Your goal >>
Leave out the images and repeat the listing below without a single change.

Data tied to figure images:

────────

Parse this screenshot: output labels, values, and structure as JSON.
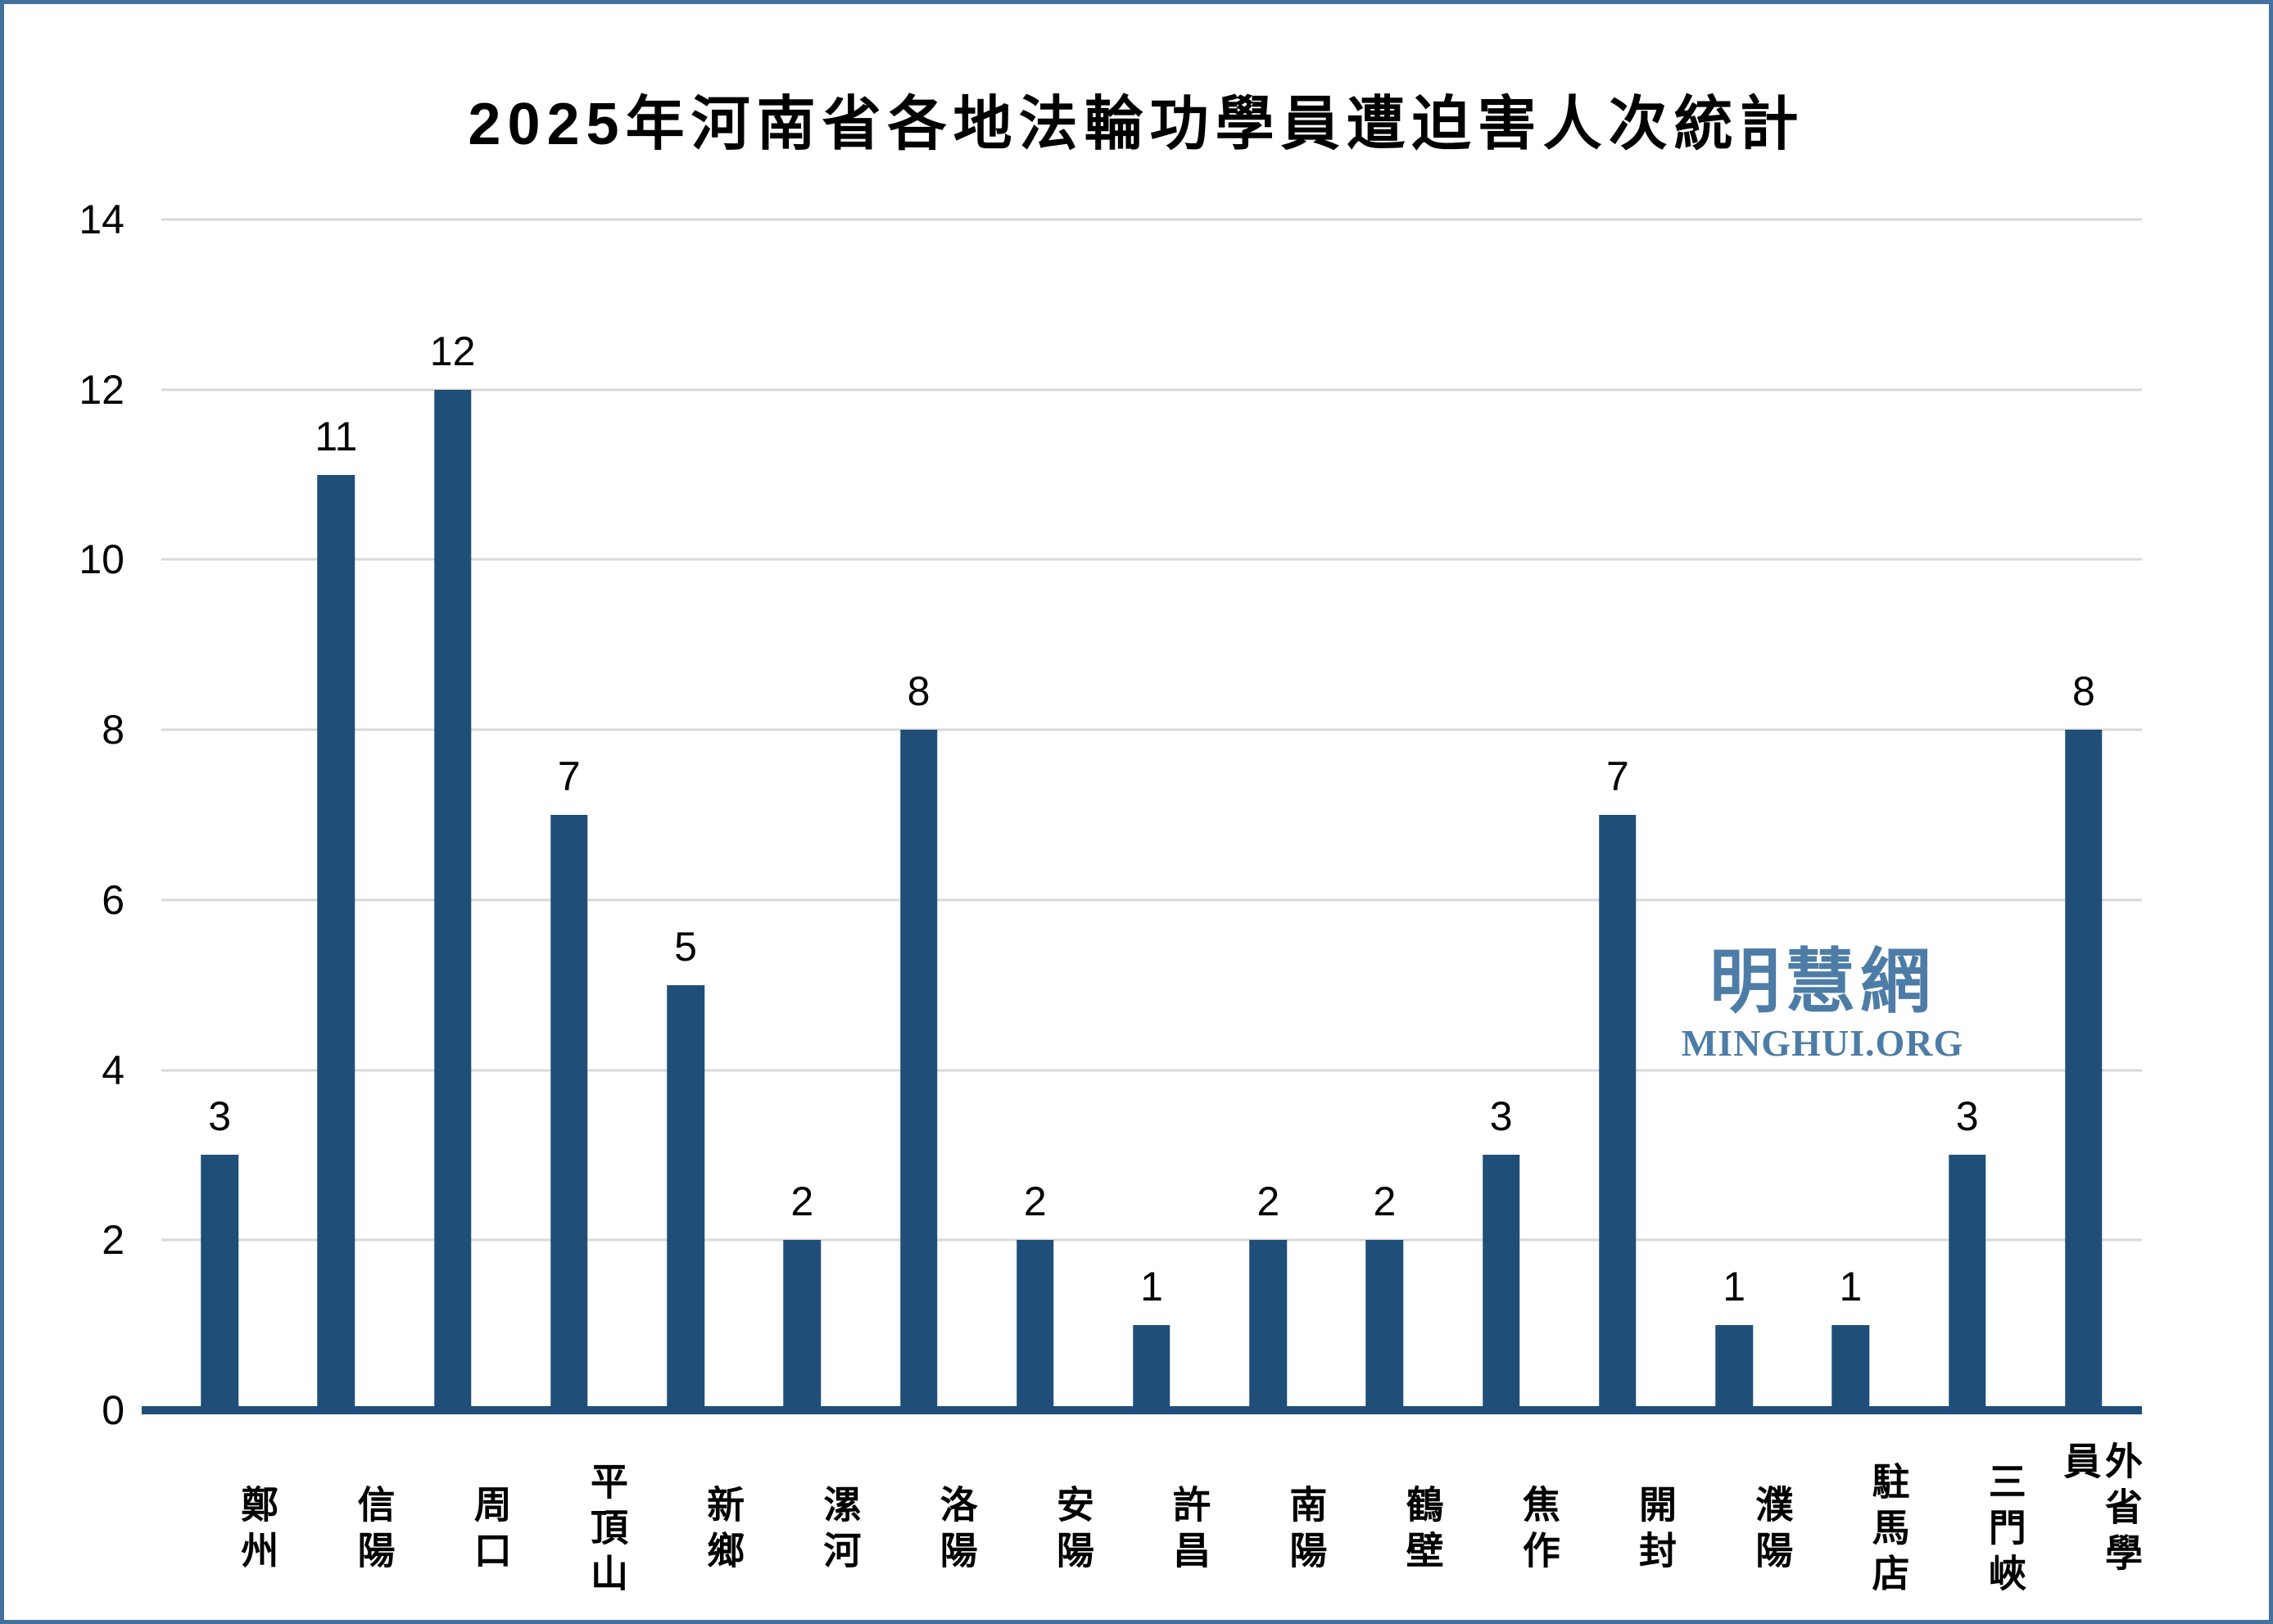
{
  "title": "2025年河南省各地法輪功學員遭迫害人次統計",
  "watermark": {
    "logo_cjk": "明慧網",
    "logo_latin": "MINGHUI.ORG"
  },
  "colors": {
    "bar": "#1F4E79",
    "axis": "#1F4E79",
    "gridline": "#D9D9D9",
    "frame": "#41719C",
    "watermark": "#4D7DA7",
    "text": "#000000"
  },
  "chart_data": {
    "type": "bar",
    "title": "2025年河南省各地法輪功學員遭迫害人次統計",
    "categories": [
      "鄭州",
      "信陽",
      "周口",
      "平頂山",
      "新鄉",
      "漯河",
      "洛陽",
      "安陽",
      "許昌",
      "南陽",
      "鶴壁",
      "焦作",
      "開封",
      "濮陽",
      "駐馬店",
      "三門峽",
      "外省學員"
    ],
    "values": [
      3,
      11,
      12,
      7,
      5,
      2,
      8,
      2,
      1,
      2,
      2,
      3,
      7,
      1,
      1,
      3,
      8
    ],
    "xlabel": "",
    "ylabel": "",
    "ylim": [
      0,
      14
    ],
    "yticks": [
      0,
      2,
      4,
      6,
      8,
      10,
      12,
      14
    ],
    "grid": true,
    "legend_position": "none",
    "data_labels": true,
    "bar_color": "#1F4E79",
    "x_label_orientation": "vertical"
  }
}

────────

Solution to the problem >>
Parse this screenshot: output labels, values, and structure as JSON.
{
  "title": "2025年河南省各地法輪功學員遭迫害人次統計",
  "watermark": {
    "logo_cjk": "明慧網",
    "logo_latin": "MINGHUI.ORG"
  },
  "colors": {
    "bar": "#1F4E79",
    "axis": "#1F4E79",
    "gridline": "#D9D9D9",
    "frame": "#41719C",
    "watermark": "#4D7DA7",
    "text": "#000000"
  },
  "chart_data": {
    "type": "bar",
    "title": "2025年河南省各地法輪功學員遭迫害人次統計",
    "categories": [
      "鄭州",
      "信陽",
      "周口",
      "平頂山",
      "新鄉",
      "漯河",
      "洛陽",
      "安陽",
      "許昌",
      "南陽",
      "鶴壁",
      "焦作",
      "開封",
      "濮陽",
      "駐馬店",
      "三門峽",
      "外省學員"
    ],
    "values": [
      3,
      11,
      12,
      7,
      5,
      2,
      8,
      2,
      1,
      2,
      2,
      3,
      7,
      1,
      1,
      3,
      8
    ],
    "xlabel": "",
    "ylabel": "",
    "ylim": [
      0,
      14
    ],
    "yticks": [
      0,
      2,
      4,
      6,
      8,
      10,
      12,
      14
    ],
    "grid": true,
    "legend_position": "none",
    "data_labels": true,
    "bar_color": "#1F4E79",
    "x_label_orientation": "vertical"
  }
}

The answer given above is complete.